=== Supplied records ===

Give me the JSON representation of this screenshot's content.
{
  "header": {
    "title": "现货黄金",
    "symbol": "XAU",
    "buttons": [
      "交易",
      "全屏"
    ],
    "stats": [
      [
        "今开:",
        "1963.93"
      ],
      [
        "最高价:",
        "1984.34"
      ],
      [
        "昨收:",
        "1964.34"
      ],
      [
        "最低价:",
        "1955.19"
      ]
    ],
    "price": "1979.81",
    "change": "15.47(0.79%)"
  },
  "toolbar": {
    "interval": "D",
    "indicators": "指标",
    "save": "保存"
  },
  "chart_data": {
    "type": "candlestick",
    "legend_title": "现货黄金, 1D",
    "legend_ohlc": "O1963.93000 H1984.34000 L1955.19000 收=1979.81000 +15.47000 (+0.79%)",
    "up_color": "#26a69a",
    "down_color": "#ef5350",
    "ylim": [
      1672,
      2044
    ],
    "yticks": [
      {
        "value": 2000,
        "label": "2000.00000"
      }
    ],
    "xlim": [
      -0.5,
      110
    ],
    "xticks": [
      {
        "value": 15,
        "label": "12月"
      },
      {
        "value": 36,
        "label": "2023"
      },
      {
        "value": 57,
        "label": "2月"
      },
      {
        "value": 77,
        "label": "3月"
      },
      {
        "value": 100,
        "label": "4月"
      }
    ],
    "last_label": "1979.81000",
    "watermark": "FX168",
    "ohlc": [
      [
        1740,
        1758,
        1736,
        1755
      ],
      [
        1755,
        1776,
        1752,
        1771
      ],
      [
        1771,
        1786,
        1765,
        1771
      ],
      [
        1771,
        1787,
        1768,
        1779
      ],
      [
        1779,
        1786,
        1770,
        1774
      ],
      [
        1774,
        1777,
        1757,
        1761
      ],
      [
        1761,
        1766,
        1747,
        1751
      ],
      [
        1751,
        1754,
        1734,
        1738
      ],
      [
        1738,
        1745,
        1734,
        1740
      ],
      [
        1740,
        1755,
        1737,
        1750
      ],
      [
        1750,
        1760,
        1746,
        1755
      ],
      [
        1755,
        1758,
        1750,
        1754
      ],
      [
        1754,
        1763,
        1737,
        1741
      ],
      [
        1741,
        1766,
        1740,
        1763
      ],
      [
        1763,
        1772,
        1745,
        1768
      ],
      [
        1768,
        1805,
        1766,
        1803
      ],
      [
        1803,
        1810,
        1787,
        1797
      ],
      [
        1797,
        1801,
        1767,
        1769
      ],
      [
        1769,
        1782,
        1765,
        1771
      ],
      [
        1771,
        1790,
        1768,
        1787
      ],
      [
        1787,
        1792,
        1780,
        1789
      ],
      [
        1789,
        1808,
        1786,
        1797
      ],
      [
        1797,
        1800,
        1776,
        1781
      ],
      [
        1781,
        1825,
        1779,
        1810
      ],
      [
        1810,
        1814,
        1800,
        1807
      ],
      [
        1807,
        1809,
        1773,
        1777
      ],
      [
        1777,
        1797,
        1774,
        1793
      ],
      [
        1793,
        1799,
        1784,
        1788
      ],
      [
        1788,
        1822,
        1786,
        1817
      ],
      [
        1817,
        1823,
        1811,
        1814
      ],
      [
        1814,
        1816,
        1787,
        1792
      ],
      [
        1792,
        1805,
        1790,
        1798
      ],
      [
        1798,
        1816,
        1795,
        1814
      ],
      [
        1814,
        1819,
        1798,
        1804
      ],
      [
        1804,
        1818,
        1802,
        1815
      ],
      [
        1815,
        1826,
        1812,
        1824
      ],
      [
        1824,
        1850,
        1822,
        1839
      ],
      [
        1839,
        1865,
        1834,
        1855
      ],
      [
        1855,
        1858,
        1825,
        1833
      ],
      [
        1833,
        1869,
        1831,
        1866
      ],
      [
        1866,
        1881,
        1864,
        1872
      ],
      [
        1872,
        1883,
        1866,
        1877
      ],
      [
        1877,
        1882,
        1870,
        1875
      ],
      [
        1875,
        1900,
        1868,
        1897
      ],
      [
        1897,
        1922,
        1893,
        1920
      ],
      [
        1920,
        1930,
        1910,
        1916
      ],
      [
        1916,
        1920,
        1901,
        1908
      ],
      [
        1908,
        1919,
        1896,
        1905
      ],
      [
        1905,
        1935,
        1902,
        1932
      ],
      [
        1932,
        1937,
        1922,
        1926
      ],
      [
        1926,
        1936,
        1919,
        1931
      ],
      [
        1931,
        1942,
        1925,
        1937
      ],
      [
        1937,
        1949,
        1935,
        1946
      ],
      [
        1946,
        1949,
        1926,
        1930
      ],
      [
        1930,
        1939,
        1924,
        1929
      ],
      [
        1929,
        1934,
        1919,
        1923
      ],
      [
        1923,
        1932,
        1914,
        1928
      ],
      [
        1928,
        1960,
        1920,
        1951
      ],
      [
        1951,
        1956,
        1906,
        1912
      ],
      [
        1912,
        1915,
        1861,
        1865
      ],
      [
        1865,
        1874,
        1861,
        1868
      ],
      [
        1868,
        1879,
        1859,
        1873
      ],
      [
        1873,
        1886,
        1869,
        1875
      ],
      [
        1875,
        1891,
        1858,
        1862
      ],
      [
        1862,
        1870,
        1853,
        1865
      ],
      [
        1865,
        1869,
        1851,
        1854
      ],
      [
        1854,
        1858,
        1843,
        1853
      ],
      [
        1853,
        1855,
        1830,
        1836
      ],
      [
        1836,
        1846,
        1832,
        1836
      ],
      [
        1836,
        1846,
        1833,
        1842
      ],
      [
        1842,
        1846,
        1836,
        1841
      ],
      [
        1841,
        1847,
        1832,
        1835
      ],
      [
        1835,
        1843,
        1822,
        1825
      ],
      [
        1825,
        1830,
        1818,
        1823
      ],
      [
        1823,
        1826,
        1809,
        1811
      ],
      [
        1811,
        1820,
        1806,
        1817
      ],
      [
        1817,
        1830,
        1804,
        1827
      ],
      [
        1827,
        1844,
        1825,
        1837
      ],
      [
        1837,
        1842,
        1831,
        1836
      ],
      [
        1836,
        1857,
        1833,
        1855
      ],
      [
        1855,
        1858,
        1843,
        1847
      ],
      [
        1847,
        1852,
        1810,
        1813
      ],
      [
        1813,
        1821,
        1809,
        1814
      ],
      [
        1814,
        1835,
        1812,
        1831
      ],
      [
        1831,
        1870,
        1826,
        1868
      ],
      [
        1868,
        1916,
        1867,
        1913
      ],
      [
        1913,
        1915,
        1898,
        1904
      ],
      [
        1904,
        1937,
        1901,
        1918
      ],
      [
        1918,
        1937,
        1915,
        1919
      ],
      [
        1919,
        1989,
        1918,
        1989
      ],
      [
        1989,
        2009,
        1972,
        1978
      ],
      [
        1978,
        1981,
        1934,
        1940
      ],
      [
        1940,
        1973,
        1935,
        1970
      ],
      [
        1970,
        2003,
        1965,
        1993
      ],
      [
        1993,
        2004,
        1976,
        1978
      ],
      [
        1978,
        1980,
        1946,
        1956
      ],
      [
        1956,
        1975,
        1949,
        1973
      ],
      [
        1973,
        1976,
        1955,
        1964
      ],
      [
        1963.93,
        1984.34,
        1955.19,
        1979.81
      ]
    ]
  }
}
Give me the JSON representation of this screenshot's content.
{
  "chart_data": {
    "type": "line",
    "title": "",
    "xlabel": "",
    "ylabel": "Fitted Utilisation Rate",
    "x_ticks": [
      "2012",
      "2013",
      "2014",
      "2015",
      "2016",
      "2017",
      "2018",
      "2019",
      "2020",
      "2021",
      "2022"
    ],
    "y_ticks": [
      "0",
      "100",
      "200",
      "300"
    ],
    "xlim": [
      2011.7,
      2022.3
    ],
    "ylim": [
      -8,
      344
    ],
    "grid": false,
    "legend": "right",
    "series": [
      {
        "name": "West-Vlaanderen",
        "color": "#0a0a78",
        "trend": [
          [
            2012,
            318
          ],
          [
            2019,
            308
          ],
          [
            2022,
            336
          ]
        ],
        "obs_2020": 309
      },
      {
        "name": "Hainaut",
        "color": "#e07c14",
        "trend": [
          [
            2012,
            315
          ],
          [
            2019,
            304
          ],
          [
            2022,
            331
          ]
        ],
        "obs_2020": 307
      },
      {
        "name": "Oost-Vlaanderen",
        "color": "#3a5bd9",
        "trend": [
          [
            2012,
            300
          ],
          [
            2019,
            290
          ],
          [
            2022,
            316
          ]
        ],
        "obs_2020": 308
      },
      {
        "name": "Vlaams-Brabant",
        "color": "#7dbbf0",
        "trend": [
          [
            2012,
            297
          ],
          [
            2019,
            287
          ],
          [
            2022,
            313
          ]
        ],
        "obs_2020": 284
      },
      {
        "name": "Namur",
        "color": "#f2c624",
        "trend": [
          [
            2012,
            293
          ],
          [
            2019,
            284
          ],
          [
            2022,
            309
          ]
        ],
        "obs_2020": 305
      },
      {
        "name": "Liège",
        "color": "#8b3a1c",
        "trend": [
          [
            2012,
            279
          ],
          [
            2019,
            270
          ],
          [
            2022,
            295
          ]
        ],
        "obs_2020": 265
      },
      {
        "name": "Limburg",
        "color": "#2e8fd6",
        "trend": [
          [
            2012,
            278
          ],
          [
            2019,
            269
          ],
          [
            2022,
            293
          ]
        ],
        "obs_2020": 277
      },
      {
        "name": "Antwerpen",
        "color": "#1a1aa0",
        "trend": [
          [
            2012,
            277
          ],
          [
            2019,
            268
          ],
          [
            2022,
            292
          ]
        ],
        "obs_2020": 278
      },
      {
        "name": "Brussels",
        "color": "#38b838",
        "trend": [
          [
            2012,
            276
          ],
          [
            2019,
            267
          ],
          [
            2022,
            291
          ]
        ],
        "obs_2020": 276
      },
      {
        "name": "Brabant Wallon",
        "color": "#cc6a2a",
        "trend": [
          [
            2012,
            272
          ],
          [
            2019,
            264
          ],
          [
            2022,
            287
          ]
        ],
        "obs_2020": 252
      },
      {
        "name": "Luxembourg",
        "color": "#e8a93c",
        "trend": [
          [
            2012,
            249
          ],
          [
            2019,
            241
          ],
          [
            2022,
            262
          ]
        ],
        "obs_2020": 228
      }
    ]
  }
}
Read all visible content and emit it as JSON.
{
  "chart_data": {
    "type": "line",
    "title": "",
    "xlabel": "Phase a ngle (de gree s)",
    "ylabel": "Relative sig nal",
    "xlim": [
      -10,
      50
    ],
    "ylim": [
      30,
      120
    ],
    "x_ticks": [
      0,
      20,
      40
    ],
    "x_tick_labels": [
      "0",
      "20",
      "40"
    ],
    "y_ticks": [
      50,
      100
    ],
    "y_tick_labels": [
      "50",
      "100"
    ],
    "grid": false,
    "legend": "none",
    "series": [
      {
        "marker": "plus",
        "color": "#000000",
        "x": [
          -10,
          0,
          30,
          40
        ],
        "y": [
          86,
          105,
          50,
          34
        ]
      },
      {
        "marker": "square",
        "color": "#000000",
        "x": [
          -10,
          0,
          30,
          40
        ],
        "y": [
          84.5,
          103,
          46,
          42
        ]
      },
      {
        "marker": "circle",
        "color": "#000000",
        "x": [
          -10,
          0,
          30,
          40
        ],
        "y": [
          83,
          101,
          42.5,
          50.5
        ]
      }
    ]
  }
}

===

» **Problem to work on**:
Pull out the lines above in which the word "marker" appears.

» **Reply**:
        "marker": "plus",
        "marker": "square",
        "marker": "circle",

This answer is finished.